> **Provided text**:
========================
Let’s say a new show about the zombie apocalypse recently debuted on Netflix. All your friends are talking about how the series keeps them on the edge of their seats, and you want in on the action, only you don’t have a Netflix account.
To sign up for the streaming service, a new Netflix user would need to provide an email address, password, credit card information and a billing address. A savvy hacker will try and lure people into entering this valuable information into a fake website. Instead of signing up for Netflix, you could be sending your personal information to a hacker who can steal or sell your identity.
This is one of the many unsuspecting ways that online consumers can mistakenly pass on private information, and hackers count on uninformed internet users to be unfamiliar with the importance of cyber security. Cal Poly Pomona students are on the forefront of cyber-attack systems and methods to prevent the invasion of online privacy. Their charge is to spread awareness through their community and advance their knowledge and skills to become key players in cyber security.
Netflix and Steal
The Netflix scenario was created by students in the College of Business Administration’s Mitch Hill Center for Digital Innovations, the first student-run data center in the country.
Daneli Galan, a computer information systems student, is a co-director of the center and helped lead the Netflix demo. On one computer, you can input your personal information, and a second monitor shows how the information is easily transferred to a hacker.
========================
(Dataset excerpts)

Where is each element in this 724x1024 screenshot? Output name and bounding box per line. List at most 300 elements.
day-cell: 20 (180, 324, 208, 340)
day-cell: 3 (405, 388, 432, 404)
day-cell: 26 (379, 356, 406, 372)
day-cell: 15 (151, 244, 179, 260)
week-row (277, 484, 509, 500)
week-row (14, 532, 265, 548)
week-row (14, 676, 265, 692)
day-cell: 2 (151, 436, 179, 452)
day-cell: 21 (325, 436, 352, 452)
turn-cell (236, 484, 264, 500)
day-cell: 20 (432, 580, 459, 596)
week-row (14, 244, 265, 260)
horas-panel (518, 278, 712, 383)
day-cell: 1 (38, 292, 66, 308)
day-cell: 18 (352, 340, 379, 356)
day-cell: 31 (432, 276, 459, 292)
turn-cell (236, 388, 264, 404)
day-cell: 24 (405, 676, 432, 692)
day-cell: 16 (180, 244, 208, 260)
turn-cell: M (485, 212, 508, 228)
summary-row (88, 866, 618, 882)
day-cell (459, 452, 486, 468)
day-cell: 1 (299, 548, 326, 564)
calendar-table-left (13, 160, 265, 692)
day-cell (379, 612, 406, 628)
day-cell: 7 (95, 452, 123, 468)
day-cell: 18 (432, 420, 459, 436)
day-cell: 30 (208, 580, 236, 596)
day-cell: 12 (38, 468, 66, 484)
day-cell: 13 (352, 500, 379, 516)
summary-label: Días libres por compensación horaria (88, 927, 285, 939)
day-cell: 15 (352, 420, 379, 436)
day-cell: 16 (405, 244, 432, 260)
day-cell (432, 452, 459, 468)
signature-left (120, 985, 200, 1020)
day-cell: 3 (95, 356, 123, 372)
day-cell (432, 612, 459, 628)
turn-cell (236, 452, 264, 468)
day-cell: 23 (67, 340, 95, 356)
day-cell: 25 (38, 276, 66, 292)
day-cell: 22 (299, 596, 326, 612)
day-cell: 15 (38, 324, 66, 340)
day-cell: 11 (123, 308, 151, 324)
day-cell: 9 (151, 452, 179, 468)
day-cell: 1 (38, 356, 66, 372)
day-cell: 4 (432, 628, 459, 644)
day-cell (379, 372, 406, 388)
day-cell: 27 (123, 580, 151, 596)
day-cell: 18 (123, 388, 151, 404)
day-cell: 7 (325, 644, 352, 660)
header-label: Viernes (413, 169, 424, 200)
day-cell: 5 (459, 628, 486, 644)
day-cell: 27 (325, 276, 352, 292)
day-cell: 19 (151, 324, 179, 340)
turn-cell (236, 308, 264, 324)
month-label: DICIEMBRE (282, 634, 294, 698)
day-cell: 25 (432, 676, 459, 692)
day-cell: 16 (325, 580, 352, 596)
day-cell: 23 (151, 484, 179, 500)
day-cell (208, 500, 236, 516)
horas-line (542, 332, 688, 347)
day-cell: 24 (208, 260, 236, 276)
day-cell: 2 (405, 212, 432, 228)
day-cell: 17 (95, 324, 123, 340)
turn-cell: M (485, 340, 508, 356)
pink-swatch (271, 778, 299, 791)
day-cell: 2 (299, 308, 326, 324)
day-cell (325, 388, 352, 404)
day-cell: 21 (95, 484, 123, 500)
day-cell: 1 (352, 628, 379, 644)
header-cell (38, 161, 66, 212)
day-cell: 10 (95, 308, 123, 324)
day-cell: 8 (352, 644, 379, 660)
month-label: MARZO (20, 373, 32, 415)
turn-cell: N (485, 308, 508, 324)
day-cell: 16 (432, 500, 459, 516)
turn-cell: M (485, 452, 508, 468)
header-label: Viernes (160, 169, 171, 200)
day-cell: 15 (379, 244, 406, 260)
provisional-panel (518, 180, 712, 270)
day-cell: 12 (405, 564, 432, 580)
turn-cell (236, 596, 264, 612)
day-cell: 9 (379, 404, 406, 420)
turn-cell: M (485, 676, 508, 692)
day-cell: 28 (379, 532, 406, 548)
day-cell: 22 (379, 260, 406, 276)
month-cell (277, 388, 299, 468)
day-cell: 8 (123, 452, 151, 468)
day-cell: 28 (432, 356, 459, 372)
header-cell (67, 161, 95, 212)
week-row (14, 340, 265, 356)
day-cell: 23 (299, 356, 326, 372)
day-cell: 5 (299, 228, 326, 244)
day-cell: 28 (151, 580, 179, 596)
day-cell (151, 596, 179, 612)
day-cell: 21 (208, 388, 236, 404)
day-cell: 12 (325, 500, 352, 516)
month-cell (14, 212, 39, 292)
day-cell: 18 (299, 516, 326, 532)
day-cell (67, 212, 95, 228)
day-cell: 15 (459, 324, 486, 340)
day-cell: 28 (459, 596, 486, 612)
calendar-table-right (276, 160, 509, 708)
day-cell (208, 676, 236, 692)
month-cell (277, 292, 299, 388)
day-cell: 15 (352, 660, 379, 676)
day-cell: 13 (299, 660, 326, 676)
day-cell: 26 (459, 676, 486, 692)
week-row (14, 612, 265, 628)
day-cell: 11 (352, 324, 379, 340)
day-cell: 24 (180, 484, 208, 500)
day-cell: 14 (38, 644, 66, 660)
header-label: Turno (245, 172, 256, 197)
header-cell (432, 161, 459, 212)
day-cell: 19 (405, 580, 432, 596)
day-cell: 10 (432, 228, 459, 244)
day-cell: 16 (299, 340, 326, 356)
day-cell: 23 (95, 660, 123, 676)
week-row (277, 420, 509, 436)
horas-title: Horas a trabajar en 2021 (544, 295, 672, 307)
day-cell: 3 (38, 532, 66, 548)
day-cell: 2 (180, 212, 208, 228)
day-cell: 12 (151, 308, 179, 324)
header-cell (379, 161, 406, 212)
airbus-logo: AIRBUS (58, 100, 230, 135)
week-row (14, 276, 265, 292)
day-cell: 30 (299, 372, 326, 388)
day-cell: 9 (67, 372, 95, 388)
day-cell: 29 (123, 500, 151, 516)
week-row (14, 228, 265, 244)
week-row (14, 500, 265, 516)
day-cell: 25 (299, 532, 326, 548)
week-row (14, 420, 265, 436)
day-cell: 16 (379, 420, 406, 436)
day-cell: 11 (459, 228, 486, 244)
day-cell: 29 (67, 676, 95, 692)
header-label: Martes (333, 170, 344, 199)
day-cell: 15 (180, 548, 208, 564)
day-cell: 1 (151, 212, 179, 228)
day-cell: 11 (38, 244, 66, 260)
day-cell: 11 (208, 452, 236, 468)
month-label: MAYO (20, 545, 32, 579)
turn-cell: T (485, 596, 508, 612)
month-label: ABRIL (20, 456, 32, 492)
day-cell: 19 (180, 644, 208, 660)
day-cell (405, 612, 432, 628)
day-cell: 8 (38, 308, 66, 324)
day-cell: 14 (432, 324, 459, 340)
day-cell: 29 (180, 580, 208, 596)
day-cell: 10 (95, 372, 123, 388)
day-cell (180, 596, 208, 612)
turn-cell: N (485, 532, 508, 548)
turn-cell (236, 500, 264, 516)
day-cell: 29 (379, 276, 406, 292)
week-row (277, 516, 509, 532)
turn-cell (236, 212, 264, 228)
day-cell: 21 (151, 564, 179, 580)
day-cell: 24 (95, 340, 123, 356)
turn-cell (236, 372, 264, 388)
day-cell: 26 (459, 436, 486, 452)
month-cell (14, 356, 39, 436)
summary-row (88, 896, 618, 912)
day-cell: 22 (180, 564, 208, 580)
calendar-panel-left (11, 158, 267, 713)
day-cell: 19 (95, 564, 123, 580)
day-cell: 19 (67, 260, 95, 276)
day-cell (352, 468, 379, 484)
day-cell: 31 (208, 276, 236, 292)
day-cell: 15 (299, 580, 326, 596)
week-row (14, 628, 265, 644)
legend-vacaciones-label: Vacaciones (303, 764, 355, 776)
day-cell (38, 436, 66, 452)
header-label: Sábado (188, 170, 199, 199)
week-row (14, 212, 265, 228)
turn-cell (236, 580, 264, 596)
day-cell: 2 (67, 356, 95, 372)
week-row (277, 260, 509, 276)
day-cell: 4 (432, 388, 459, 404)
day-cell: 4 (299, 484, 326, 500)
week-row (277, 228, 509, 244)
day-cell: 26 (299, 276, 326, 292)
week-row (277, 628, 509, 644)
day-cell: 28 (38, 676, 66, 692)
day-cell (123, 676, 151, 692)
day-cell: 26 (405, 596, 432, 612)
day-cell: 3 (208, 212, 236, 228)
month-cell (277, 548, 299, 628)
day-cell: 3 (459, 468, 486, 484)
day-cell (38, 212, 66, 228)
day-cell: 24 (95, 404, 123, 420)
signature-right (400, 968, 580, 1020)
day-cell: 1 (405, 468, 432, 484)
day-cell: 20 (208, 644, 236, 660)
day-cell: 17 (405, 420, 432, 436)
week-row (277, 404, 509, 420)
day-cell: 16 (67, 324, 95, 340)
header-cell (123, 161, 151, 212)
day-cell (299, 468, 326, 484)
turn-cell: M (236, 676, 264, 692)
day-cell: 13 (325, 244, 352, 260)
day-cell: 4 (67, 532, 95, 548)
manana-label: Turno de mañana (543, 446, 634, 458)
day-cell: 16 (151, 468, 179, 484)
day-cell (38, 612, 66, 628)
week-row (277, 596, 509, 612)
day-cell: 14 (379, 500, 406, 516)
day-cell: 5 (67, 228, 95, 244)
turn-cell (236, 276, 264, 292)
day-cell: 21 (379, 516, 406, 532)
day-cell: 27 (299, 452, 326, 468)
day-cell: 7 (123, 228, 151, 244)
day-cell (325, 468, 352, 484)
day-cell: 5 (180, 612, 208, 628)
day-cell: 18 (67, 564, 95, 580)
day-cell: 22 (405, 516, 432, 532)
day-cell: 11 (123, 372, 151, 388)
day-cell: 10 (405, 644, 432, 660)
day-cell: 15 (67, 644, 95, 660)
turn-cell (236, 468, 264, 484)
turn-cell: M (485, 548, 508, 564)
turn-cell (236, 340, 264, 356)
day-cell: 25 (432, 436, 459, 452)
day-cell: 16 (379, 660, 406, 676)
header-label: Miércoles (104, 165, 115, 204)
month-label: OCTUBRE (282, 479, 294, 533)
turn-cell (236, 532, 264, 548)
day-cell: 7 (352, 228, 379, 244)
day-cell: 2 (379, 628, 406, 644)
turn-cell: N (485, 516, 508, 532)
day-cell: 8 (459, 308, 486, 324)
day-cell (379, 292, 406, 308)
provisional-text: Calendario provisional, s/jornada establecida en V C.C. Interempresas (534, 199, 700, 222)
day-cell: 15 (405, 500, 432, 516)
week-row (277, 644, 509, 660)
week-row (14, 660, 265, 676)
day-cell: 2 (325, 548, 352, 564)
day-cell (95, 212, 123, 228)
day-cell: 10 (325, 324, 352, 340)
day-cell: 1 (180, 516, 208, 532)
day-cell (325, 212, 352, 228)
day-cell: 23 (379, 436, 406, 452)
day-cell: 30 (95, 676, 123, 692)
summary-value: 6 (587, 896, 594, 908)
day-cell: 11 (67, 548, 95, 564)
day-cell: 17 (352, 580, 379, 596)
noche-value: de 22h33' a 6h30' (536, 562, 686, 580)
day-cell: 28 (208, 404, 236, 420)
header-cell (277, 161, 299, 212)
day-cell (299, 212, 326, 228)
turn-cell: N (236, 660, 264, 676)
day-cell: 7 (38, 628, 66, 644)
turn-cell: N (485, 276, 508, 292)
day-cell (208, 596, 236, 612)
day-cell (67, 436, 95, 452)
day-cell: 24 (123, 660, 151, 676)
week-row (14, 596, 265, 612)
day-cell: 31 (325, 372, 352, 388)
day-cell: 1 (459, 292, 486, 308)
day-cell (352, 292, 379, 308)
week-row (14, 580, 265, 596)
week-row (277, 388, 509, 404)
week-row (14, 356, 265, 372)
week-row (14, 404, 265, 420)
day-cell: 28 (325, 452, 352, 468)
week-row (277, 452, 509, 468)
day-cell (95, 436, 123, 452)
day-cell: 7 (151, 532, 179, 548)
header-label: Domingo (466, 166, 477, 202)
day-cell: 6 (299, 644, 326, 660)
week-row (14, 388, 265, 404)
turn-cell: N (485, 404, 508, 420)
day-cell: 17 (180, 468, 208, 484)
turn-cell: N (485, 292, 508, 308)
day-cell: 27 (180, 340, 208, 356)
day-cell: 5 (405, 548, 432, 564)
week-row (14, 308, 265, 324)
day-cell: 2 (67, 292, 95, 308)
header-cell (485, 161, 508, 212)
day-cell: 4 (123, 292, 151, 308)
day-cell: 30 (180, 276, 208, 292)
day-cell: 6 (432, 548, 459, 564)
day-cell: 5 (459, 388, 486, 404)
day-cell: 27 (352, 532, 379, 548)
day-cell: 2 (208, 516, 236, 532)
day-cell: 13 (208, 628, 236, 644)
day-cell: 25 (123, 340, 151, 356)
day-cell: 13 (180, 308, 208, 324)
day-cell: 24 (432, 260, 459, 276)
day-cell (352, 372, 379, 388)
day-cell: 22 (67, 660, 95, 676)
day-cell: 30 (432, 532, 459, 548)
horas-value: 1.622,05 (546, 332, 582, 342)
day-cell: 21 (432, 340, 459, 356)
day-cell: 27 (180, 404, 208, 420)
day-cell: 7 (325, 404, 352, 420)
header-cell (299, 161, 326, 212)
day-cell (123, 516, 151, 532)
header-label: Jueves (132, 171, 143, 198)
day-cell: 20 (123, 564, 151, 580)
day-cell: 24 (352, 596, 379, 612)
========================
> **To do**:
(a) According to the cyber security article, what information would a new Netflix user need to provide to sign up? List every item.
(b) How does the cyber security article describe the Mitch Hill Center for Digital Innovations?

> **Task-by-task answers**:
(a)
- Email address
- Password
- Credit card information
- Billing address

(b) It is the first student-run data center in the country.